** START Record excerpts **

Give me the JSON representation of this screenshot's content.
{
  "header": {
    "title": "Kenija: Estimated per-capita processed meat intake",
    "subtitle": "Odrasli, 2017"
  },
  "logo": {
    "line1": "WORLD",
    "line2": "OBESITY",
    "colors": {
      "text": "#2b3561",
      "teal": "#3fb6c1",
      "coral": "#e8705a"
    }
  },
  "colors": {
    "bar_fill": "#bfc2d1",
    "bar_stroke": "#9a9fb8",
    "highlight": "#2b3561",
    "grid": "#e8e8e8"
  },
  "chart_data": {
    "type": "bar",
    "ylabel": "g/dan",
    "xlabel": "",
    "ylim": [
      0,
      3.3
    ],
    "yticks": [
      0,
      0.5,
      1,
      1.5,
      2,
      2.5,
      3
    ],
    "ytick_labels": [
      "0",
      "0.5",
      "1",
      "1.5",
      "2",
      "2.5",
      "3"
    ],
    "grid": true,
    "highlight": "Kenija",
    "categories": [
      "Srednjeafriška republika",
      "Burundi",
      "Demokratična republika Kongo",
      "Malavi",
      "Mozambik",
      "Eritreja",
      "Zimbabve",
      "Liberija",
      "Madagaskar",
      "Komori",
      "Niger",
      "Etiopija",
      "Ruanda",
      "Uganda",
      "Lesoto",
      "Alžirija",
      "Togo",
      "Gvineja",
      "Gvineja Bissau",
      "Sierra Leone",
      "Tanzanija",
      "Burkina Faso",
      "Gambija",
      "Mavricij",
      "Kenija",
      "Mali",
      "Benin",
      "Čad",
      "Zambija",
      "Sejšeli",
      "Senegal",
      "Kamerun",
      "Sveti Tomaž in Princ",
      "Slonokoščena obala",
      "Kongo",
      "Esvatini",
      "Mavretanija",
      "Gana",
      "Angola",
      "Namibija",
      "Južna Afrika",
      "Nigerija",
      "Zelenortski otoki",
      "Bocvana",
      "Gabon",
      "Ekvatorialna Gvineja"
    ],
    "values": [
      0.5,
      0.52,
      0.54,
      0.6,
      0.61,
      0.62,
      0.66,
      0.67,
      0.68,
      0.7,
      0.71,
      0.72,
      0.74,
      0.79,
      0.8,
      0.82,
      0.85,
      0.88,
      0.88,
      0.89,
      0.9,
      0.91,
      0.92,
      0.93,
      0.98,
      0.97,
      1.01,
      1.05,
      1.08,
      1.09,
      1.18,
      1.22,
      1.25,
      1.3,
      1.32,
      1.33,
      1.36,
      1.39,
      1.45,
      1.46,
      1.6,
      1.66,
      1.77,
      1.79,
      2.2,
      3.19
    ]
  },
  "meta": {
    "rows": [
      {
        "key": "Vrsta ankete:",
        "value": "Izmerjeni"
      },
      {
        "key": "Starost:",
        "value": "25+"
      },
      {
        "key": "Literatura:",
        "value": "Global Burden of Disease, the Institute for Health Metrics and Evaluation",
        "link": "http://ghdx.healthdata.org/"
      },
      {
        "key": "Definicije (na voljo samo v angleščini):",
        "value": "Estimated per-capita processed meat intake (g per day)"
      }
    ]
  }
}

** END Record excerpts **

**Set problem**.
Repeat the records above exactly, leaving none out.

**Result for this exercise**.
Give me the JSON representation of this screenshot's content.
{
  "header": {
    "title": "Kenija: Estimated per-capita processed meat intake",
    "subtitle": "Odrasli, 2017"
  },
  "logo": {
    "line1": "WORLD",
    "line2": "OBESITY",
    "colors": {
      "text": "#2b3561",
      "teal": "#3fb6c1",
      "coral": "#e8705a"
    }
  },
  "colors": {
    "bar_fill": "#bfc2d1",
    "bar_stroke": "#9a9fb8",
    "highlight": "#2b3561",
    "grid": "#e8e8e8"
  },
  "chart_data": {
    "type": "bar",
    "ylabel": "g/dan",
    "xlabel": "",
    "ylim": [
      0,
      3.3
    ],
    "yticks": [
      0,
      0.5,
      1,
      1.5,
      2,
      2.5,
      3
    ],
    "ytick_labels": [
      "0",
      "0.5",
      "1",
      "1.5",
      "2",
      "2.5",
      "3"
    ],
    "grid": true,
    "highlight": "Kenija",
    "categories": [
      "Srednjeafriška republika",
      "Burundi",
      "Demokratična republika Kongo",
      "Malavi",
      "Mozambik",
      "Eritreja",
      "Zimbabve",
      "Liberija",
      "Madagaskar",
      "Komori",
      "Niger",
      "Etiopija",
      "Ruanda",
      "Uganda",
      "Lesoto",
      "Alžirija",
      "Togo",
      "Gvineja",
      "Gvineja Bissau",
      "Sierra Leone",
      "Tanzanija",
      "Burkina Faso",
      "Gambija",
      "Mavricij",
      "Kenija",
      "Mali",
      "Benin",
      "Čad",
      "Zambija",
      "Sejšeli",
      "Senegal",
      "Kamerun",
      "Sveti Tomaž in Princ",
      "Slonokoščena obala",
      "Kongo",
      "Esvatini",
      "Mavretanija",
      "Gana",
      "Angola",
      "Namibija",
      "Južna Afrika",
      "Nigerija",
      "Zelenortski otoki",
      "Bocvana",
      "Gabon",
      "Ekvatorialna Gvineja"
    ],
    "values": [
      0.5,
      0.52,
      0.54,
      0.6,
      0.61,
      0.62,
      0.66,
      0.67,
      0.68,
      0.7,
      0.71,
      0.72,
      0.74,
      0.79,
      0.8,
      0.82,
      0.85,
      0.88,
      0.88,
      0.89,
      0.9,
      0.91,
      0.92,
      0.93,
      0.98,
      0.97,
      1.01,
      1.05,
      1.08,
      1.09,
      1.18,
      1.22,
      1.25,
      1.3,
      1.32,
      1.33,
      1.36,
      1.39,
      1.45,
      1.46,
      1.6,
      1.66,
      1.77,
      1.79,
      2.2,
      3.19
    ]
  },
  "meta": {
    "rows": [
      {
        "key": "Vrsta ankete:",
        "value": "Izmerjeni"
      },
      {
        "key": "Starost:",
        "value": "25+"
      },
      {
        "key": "Literatura:",
        "value": "Global Burden of Disease, the Institute for Health Metrics and Evaluation",
        "link": "http://ghdx.healthdata.org/"
      },
      {
        "key": "Definicije (na voljo samo v angleščini):",
        "value": "Estimated per-capita processed meat intake (g per day)"
      }
    ]
  }
}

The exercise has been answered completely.